▶ [Task description]
Convert every row below into a numbered list, leaving out any blank lines.

▶ [Data]
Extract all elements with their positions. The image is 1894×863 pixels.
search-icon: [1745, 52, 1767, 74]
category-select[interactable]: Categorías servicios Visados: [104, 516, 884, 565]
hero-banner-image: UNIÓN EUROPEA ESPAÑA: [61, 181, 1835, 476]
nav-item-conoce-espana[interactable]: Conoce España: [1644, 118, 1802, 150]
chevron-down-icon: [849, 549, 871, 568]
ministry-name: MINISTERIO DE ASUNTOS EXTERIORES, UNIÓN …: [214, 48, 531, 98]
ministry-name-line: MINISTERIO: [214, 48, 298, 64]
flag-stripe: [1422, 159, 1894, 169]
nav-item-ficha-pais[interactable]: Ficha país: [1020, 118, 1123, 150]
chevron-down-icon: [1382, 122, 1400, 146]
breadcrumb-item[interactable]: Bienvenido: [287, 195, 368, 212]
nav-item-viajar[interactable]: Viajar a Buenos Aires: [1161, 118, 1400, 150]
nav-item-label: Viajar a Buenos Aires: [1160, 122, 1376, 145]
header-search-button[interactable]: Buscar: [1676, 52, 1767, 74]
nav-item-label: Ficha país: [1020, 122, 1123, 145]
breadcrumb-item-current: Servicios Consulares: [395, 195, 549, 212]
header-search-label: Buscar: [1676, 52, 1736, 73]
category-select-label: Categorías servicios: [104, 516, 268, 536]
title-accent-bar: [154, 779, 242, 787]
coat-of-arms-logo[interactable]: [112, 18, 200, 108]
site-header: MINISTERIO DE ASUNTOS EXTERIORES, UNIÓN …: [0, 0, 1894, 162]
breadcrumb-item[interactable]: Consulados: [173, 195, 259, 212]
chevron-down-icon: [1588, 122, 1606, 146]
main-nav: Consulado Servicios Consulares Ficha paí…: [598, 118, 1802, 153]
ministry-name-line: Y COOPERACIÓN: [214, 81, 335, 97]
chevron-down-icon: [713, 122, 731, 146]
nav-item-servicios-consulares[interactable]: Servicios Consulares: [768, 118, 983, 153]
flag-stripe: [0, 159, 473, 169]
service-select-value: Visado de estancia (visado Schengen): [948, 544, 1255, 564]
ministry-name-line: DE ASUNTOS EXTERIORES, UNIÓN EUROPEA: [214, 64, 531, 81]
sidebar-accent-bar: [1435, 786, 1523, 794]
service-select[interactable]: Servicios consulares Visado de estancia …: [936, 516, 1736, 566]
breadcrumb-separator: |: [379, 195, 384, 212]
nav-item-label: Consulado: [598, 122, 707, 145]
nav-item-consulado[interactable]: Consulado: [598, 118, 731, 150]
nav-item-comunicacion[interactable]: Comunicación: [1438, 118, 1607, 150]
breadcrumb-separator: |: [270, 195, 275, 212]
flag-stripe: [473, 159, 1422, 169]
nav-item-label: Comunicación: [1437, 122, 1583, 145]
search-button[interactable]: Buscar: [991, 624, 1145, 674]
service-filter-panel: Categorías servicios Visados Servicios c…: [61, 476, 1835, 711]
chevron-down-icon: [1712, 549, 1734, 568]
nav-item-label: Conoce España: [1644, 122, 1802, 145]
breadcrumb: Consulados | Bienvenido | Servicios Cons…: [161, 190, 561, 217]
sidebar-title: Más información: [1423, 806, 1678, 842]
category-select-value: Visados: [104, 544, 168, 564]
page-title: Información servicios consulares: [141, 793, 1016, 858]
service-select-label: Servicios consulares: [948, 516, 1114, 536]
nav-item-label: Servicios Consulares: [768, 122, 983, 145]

▶ [Problem solution]
1. Extract all elements with their positions. The image is 1894×863 pixels.
2. search-icon: [1745, 52, 1767, 74]
3. category-select[interactable]: Categorías servicios Visados: [104, 516, 884, 565]
4. hero-banner-image: UNIÓN EUROPEA ESPAÑA: [61, 181, 1835, 476]
5. nav-item-conoce-espana[interactable]: Conoce España: [1644, 118, 1802, 150]
6. chevron-down-icon: [849, 549, 871, 568]
7. ministry-name: MINISTERIO DE ASUNTOS EXTERIORES, UNIÓN …: [214, 48, 531, 98]
8. ministry-name-line: MINISTERIO: [214, 48, 298, 64]
9. flag-stripe: [1422, 159, 1894, 169]
10. nav-item-ficha-pais[interactable]: Ficha país: [1020, 118, 1123, 150]
11. chevron-down-icon: [1382, 122, 1400, 146]
12. breadcrumb-item[interactable]: Bienvenido: [287, 195, 368, 212]
13. nav-item-viajar[interactable]: Viajar a Buenos Aires: [1161, 118, 1400, 150]
14. nav-item-label: Viajar a Buenos Aires: [1160, 122, 1376, 145]
15. header-search-button[interactable]: Buscar: [1676, 52, 1767, 74]
16. nav-item-label: Ficha país: [1020, 122, 1123, 145]
17. breadcrumb-item-current: Servicios Consulares: [395, 195, 549, 212]
18. header-search-label: Buscar: [1676, 52, 1736, 73]
19. category-select-label: Categorías servicios: [104, 516, 268, 536]
20. title-accent-bar: [154, 779, 242, 787]
21. coat-of-arms-logo[interactable]: [112, 18, 200, 108]
22. site-header: MINISTERIO DE ASUNTOS EXTERIORES, UNIÓN …: [0, 0, 1894, 162]
23. breadcrumb-item[interactable]: Consulados: [173, 195, 259, 212]
24. chevron-down-icon: [1588, 122, 1606, 146]
25. main-nav: Consulado Servicios Consulares Ficha paí…: [598, 118, 1802, 153]
26. ministry-name-line: Y COOPERACIÓN: [214, 81, 335, 97]
27. chevron-down-icon: [713, 122, 731, 146]
28. nav-item-servicios-consulares[interactable]: Servicios Consulares: [768, 118, 983, 153]
29. flag-stripe: [0, 159, 473, 169]
30. service-select-value: Visado de estancia (visado Schengen): [948, 544, 1255, 564]
31. ministry-name-line: DE ASUNTOS EXTERIORES, UNIÓN EUROPEA: [214, 64, 531, 81]
32. sidebar-accent-bar: [1435, 786, 1523, 794]
33. service-select[interactable]: Servicios consulares Visado de estancia …: [936, 516, 1736, 566]
34. breadcrumb-separator: |: [379, 195, 384, 212]
35. nav-item-label: Consulado: [598, 122, 707, 145]
36. nav-item-consulado[interactable]: Consulado: [598, 118, 731, 150]
37. nav-item-comunicacion[interactable]: Comunicación: [1438, 118, 1607, 150]
38. breadcrumb-separator: |: [270, 195, 275, 212]
39. flag-stripe: [473, 159, 1422, 169]
40. nav-item-label: Comunicación: [1437, 122, 1583, 145]
41. search-button[interactable]: Buscar: [991, 624, 1145, 674]
42. service-filter-panel: Categorías servicios Visados Servicios c…: [61, 476, 1835, 711]
43. chevron-down-icon: [1712, 549, 1734, 568]
44. nav-item-label: Conoce España: [1644, 122, 1802, 145]
45. breadcrumb: Consulados | Bienvenido | Servicios Cons…: [161, 190, 561, 217]
46. sidebar-title: Más información: [1423, 806, 1678, 842]
47. category-select-value: Visados: [104, 544, 168, 564]
48. page-title: Información servicios consulares: [141, 793, 1016, 858]
49. service-select-label: Servicios consulares: [948, 516, 1114, 536]
50. nav-item-label: Servicios Consulares: [768, 122, 983, 145]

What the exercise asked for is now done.